- _Entries_:
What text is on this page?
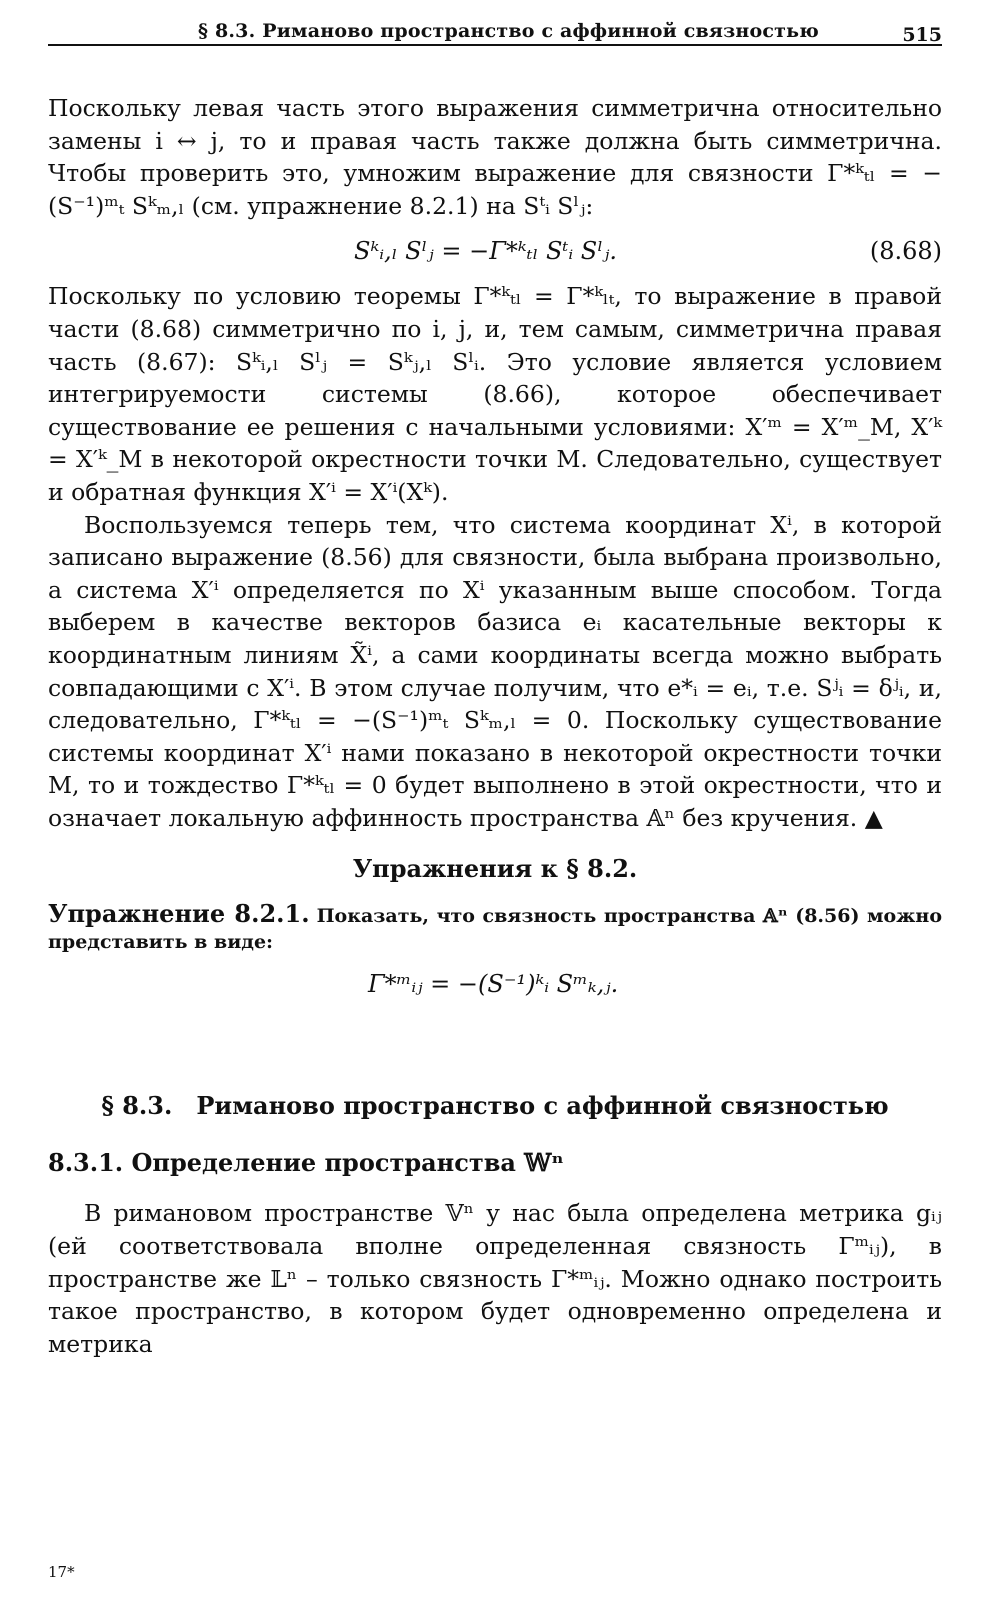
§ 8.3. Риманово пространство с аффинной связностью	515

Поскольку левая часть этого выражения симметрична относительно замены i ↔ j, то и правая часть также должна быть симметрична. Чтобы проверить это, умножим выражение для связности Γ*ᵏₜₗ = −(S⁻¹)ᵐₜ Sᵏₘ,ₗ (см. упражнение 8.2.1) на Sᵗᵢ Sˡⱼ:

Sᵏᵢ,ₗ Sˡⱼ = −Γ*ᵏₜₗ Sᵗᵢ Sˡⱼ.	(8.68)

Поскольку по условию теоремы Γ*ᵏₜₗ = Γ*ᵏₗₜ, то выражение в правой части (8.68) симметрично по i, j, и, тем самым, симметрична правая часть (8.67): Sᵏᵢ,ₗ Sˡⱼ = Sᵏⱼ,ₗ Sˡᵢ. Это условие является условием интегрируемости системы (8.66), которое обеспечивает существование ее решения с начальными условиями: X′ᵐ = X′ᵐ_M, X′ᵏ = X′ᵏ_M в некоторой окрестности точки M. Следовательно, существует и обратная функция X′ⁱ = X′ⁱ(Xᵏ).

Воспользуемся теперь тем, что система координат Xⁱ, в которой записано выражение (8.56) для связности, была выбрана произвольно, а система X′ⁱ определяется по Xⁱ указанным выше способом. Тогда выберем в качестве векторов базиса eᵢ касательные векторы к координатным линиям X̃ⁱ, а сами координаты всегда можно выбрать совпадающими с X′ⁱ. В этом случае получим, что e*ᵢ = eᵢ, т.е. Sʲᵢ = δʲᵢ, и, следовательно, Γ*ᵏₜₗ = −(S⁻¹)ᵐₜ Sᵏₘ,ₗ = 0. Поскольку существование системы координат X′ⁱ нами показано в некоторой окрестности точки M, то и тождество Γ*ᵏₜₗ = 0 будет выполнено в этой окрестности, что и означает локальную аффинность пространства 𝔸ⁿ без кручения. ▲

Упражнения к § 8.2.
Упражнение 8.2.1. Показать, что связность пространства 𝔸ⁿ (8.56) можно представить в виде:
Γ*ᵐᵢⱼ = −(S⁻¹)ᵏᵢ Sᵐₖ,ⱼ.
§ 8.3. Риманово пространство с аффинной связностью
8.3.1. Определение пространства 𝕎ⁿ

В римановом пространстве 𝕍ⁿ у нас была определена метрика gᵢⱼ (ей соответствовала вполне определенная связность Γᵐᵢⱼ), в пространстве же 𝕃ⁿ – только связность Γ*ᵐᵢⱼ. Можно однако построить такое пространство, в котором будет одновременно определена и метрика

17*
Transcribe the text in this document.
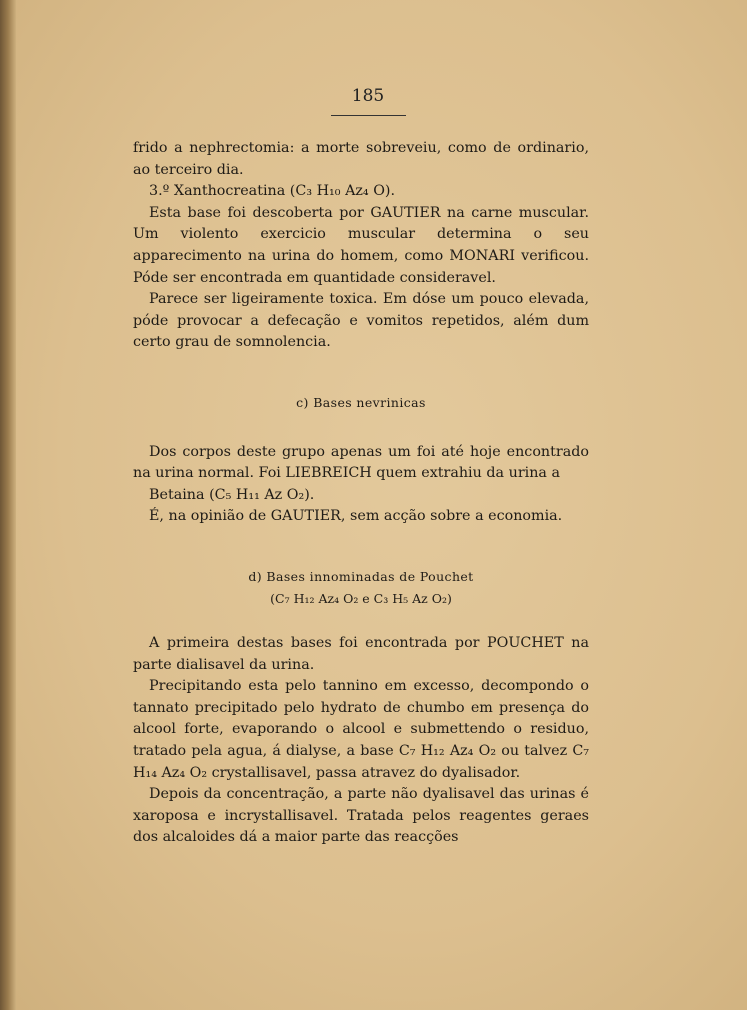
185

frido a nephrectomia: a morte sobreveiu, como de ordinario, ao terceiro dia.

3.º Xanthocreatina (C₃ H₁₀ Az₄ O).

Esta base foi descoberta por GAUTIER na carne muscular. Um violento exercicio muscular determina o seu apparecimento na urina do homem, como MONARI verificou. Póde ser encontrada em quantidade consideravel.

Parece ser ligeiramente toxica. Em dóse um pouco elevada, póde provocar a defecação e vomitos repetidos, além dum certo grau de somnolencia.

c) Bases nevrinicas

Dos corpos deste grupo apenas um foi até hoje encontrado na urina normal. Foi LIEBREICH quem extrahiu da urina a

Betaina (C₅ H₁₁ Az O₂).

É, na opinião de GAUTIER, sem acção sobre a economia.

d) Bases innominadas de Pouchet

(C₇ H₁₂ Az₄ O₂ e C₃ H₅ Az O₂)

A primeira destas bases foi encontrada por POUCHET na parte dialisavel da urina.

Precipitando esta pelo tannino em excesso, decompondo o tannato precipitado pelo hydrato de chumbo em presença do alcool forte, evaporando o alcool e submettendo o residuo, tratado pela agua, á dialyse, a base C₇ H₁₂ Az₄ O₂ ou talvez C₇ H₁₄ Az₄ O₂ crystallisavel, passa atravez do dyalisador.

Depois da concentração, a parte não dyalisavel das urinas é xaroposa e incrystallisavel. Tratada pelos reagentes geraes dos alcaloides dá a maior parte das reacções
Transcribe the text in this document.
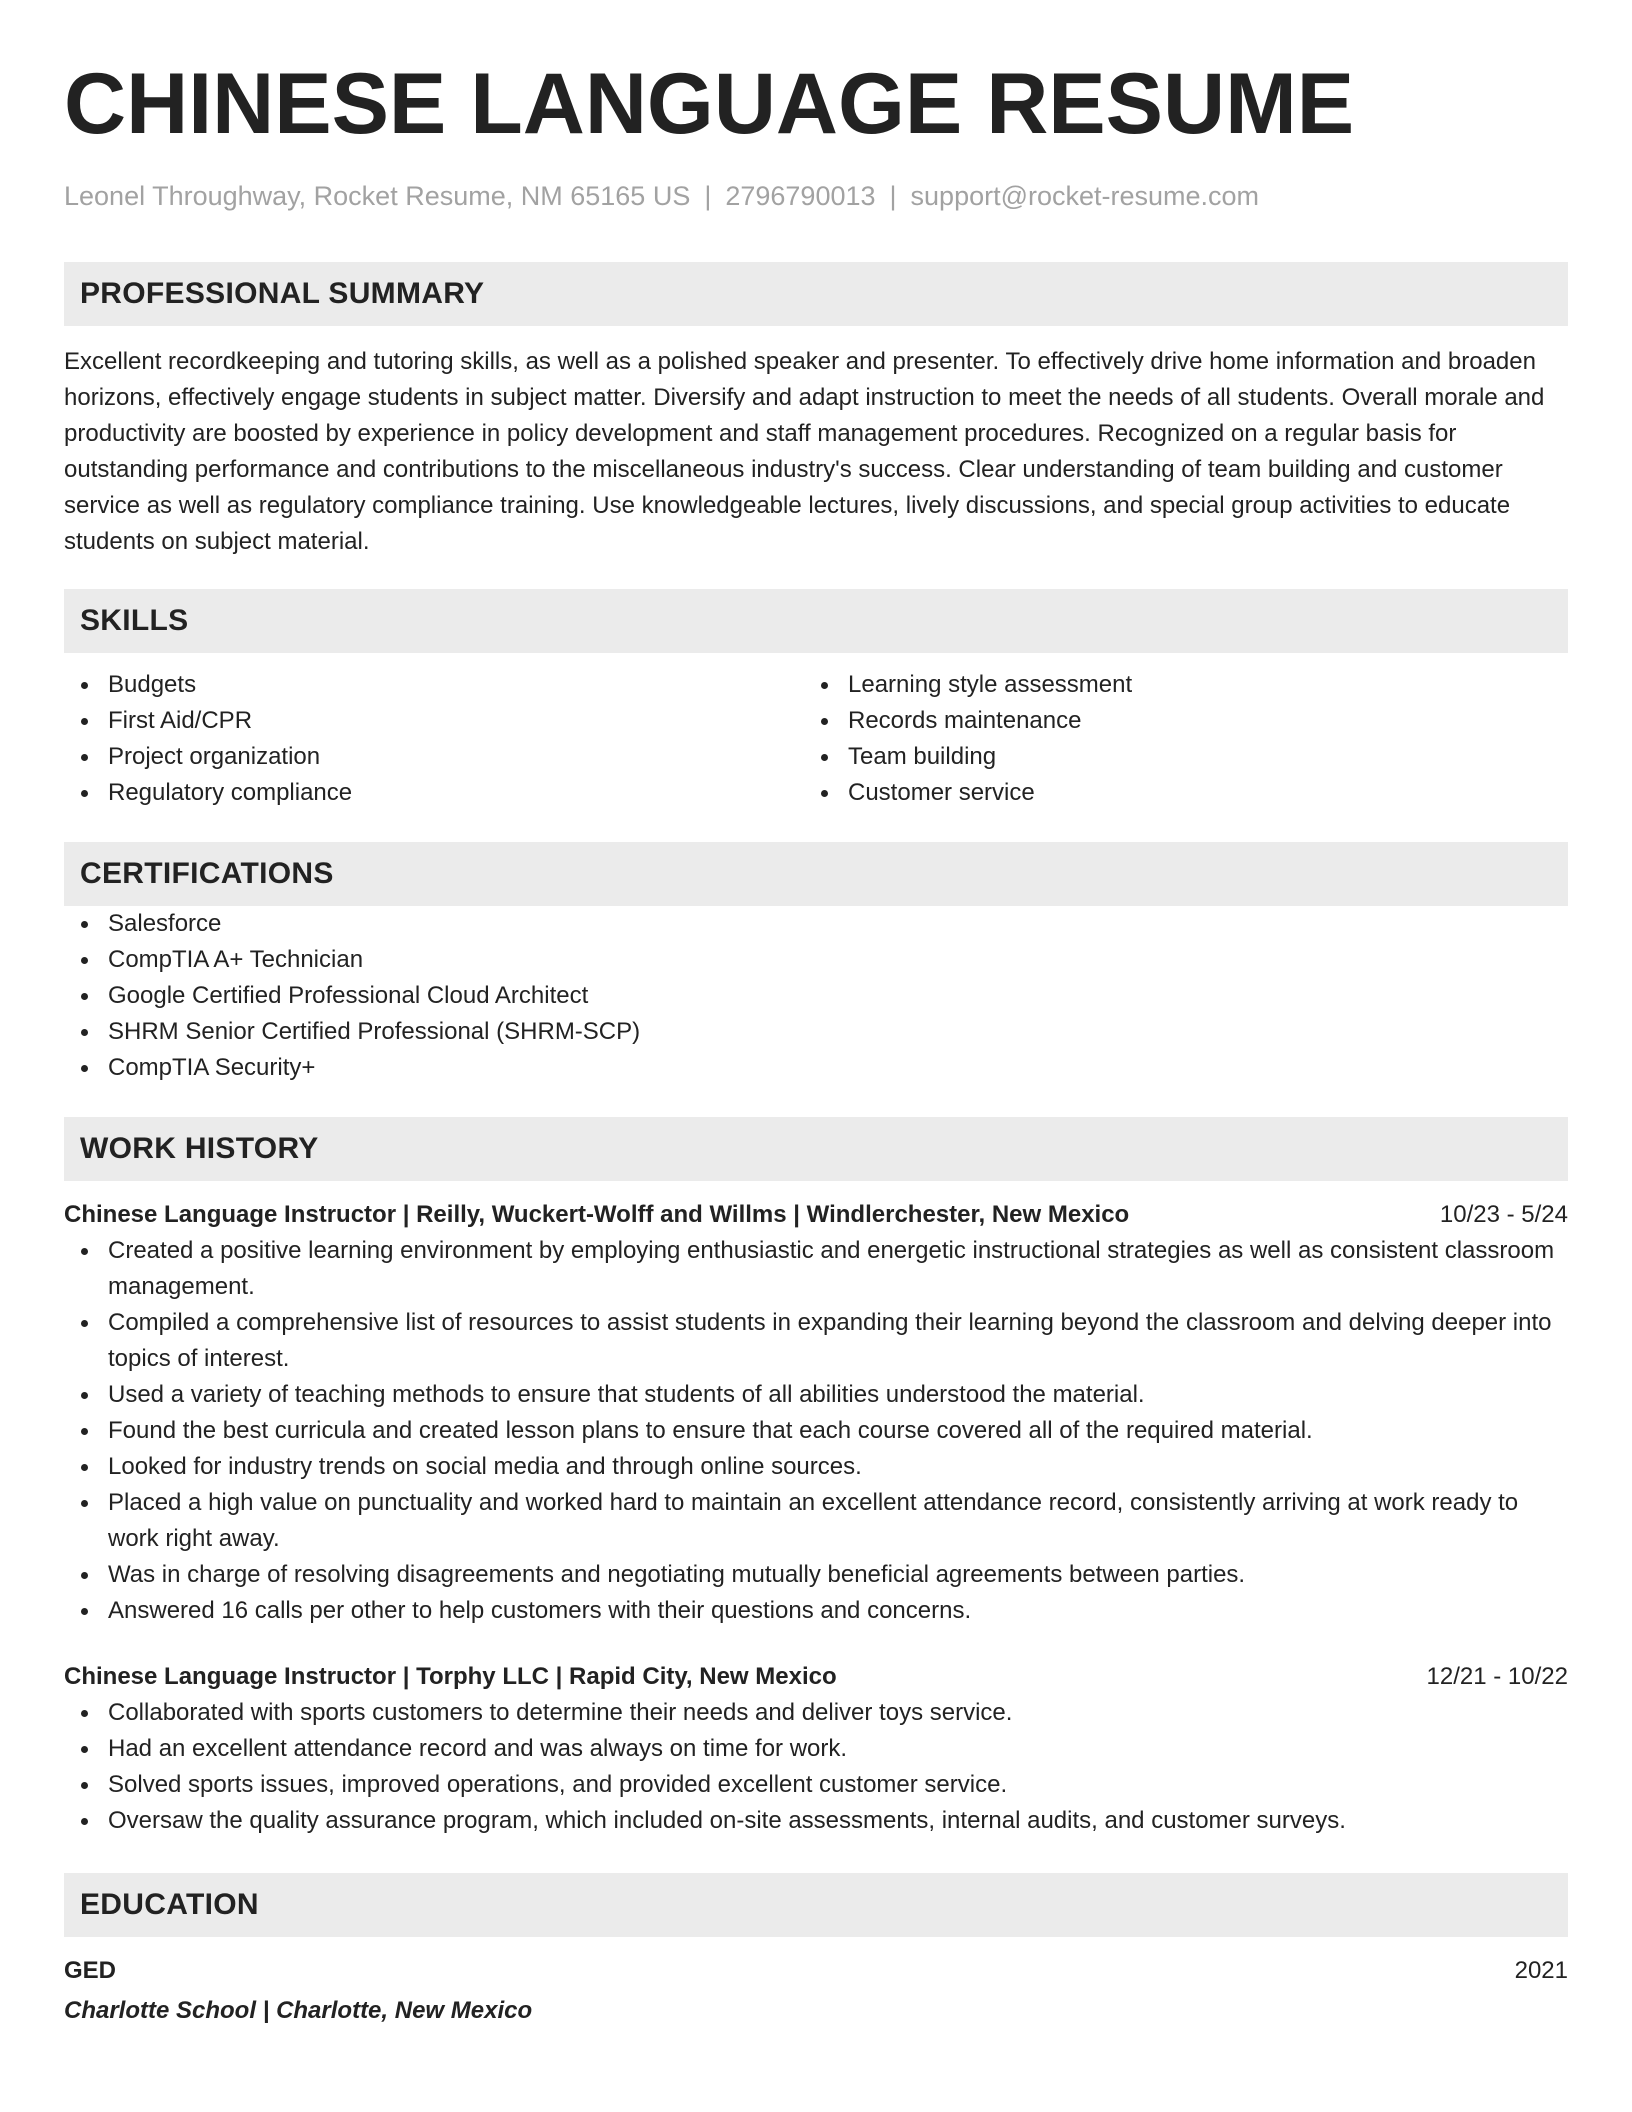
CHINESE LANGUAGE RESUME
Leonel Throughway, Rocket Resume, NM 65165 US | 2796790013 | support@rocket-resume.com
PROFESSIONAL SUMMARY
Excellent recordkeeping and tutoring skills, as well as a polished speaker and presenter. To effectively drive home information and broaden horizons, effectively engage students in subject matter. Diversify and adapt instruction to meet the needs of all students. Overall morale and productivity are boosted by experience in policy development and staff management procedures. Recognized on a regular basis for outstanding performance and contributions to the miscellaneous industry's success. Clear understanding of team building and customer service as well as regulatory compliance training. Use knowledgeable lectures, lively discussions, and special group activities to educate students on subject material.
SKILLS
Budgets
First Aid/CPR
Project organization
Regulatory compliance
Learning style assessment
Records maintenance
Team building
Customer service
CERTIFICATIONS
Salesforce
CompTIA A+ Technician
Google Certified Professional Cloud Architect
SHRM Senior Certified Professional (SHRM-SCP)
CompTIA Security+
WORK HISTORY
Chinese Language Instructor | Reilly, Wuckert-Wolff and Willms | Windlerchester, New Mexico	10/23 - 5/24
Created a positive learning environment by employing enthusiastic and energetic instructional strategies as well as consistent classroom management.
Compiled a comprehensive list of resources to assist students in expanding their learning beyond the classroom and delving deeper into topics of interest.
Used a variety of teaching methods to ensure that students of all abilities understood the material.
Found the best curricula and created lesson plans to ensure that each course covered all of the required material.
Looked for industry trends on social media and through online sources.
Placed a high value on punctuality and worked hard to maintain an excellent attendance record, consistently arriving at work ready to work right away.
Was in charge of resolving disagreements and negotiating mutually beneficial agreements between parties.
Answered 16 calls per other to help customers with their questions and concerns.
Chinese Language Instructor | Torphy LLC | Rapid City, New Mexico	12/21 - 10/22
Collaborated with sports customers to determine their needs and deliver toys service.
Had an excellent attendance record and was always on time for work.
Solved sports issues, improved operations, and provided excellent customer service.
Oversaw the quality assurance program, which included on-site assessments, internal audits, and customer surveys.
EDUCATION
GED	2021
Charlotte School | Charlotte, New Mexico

- _Task instructions_: Excluding the pictures, restate the records above word for word.

- _The completed task_:
What text is on this page?
§ 8.3. Риманово пространство с аффинной связностью	515

Поскольку левая часть этого выражения симметрична относительно замены i ↔ j, то и правая часть также должна быть симметрична. Чтобы проверить это, умножим выражение для связности Γ*ᵏₜₗ = −(S⁻¹)ᵐₜ Sᵏₘ,ₗ (см. упражнение 8.2.1) на Sᵗᵢ Sˡⱼ:

Sᵏᵢ,ₗ Sˡⱼ = −Γ*ᵏₜₗ Sᵗᵢ Sˡⱼ.	(8.68)

Поскольку по условию теоремы Γ*ᵏₜₗ = Γ*ᵏₗₜ, то выражение в правой части (8.68) симметрично по i, j, и, тем самым, симметрична правая часть (8.67): Sᵏᵢ,ₗ Sˡⱼ = Sᵏⱼ,ₗ Sˡᵢ. Это условие является условием интегрируемости системы (8.66), которое обеспечивает существование ее решения с начальными условиями: X′ᵐ = X′ᵐ_M, X′ᵏ = X′ᵏ_M в некоторой окрестности точки M. Следовательно, существует и обратная функция X′ⁱ = X′ⁱ(Xᵏ).

Воспользуемся теперь тем, что система координат Xⁱ, в которой записано выражение (8.56) для связности, была выбрана произвольно, а система X′ⁱ определяется по Xⁱ указанным выше способом. Тогда выберем в качестве векторов базиса eᵢ касательные векторы к координатным линиям X̃ⁱ, а сами координаты всегда можно выбрать совпадающими с X′ⁱ. В этом случае получим, что e*ᵢ = eᵢ, т.е. Sʲᵢ = δʲᵢ, и, следовательно, Γ*ᵏₜₗ = −(S⁻¹)ᵐₜ Sᵏₘ,ₗ = 0. Поскольку существование системы координат X′ⁱ нами показано в некоторой окрестности точки M, то и тождество Γ*ᵏₜₗ = 0 будет выполнено в этой окрестности, что и означает локальную аффинность пространства 𝔸ⁿ без кручения. ▲

Упражнения к § 8.2.
Упражнение 8.2.1. Показать, что связность пространства 𝔸ⁿ (8.56) можно представить в виде:
Γ*ᵐᵢⱼ = −(S⁻¹)ᵏᵢ Sᵐₖ,ⱼ.
§ 8.3. Риманово пространство с аффинной связностью
8.3.1. Определение пространства 𝕎ⁿ

В римановом пространстве 𝕍ⁿ у нас была определена метрика gᵢⱼ (ей соответствовала вполне определенная связность Γᵐᵢⱼ), в пространстве же 𝕃ⁿ – только связность Γ*ᵐᵢⱼ. Можно однако построить такое пространство, в котором будет одновременно определена и метрика

17*
Transcribe the text in this document.
185

frido a nephrectomia: a morte sobreveiu, como de ordinario, ao terceiro dia.

3.º Xanthocreatina (C₃ H₁₀ Az₄ O).

Esta base foi descoberta por GAUTIER na carne muscular. Um violento exercicio muscular determina o seu apparecimento na urina do homem, como MONARI verificou. Póde ser encontrada em quantidade consideravel.

Parece ser ligeiramente toxica. Em dóse um pouco elevada, póde provocar a defecação e vomitos repetidos, além dum certo grau de somnolencia.

c) Bases nevrinicas

Dos corpos deste grupo apenas um foi até hoje encontrado na urina normal. Foi LIEBREICH quem extrahiu da urina a

Betaina (C₅ H₁₁ Az O₂).

É, na opinião de GAUTIER, sem acção sobre a economia.

d) Bases innominadas de Pouchet

(C₇ H₁₂ Az₄ O₂ e C₃ H₅ Az O₂)

A primeira destas bases foi encontrada por POUCHET na parte dialisavel da urina.

Precipitando esta pelo tannino em excesso, decompondo o tannato precipitado pelo hydrato de chumbo em presença do alcool forte, evaporando o alcool e submettendo o residuo, tratado pela agua, á dialyse, a base C₇ H₁₂ Az₄ O₂ ou talvez C₇ H₁₄ Az₄ O₂ crystallisavel, passa atravez do dyalisador.

Depois da concentração, a parte não dyalisavel das urinas é xaroposa e incrystallisavel. Tratada pelos reagentes geraes dos alcaloides dá a maior parte das reacções
Transcribe the text in this document.
CHINESE LANGUAGE RESUME
Leonel Throughway, Rocket Resume, NM 65165 US | 2796790013 | support@rocket-resume.com
PROFESSIONAL SUMMARY
Excellent recordkeeping and tutoring skills, as well as a polished speaker and presenter. To effectively drive home information and broaden horizons, effectively engage students in subject matter. Diversify and adapt instruction to meet the needs of all students. Overall morale and productivity are boosted by experience in policy development and staff management procedures. Recognized on a regular basis for outstanding performance and contributions to the miscellaneous industry's success. Clear understanding of team building and customer service as well as regulatory compliance training. Use knowledgeable lectures, lively discussions, and special group activities to educate students on subject material.
SKILLS
Budgets
First Aid/CPR
Project organization
Regulatory compliance
Learning style assessment
Records maintenance
Team building
Customer service
CERTIFICATIONS
Salesforce
CompTIA A+ Technician
Google Certified Professional Cloud Architect
SHRM Senior Certified Professional (SHRM-SCP)
CompTIA Security+
WORK HISTORY
Chinese Language Instructor | Reilly, Wuckert-Wolff and Willms | Windlerchester, New Mexico	10/23 - 5/24
Created a positive learning environment by employing enthusiastic and energetic instructional strategies as well as consistent classroom management.
Compiled a comprehensive list of resources to assist students in expanding their learning beyond the classroom and delving deeper into topics of interest.
Used a variety of teaching methods to ensure that students of all abilities understood the material.
Found the best curricula and created lesson plans to ensure that each course covered all of the required material.
Looked for industry trends on social media and through online sources.
Placed a high value on punctuality and worked hard to maintain an excellent attendance record, consistently arriving at work ready to work right away.
Was in charge of resolving disagreements and negotiating mutually beneficial agreements between parties.
Answered 16 calls per other to help customers with their questions and concerns.
Chinese Language Instructor | Torphy LLC | Rapid City, New Mexico	12/21 - 10/22
Collaborated with sports customers to determine their needs and deliver toys service.
Had an excellent attendance record and was always on time for work.
Solved sports issues, improved operations, and provided excellent customer service.
Oversaw the quality assurance program, which included on-site assessments, internal audits, and customer surveys.
EDUCATION
GED	2021
Charlotte School | Charlotte, New Mexico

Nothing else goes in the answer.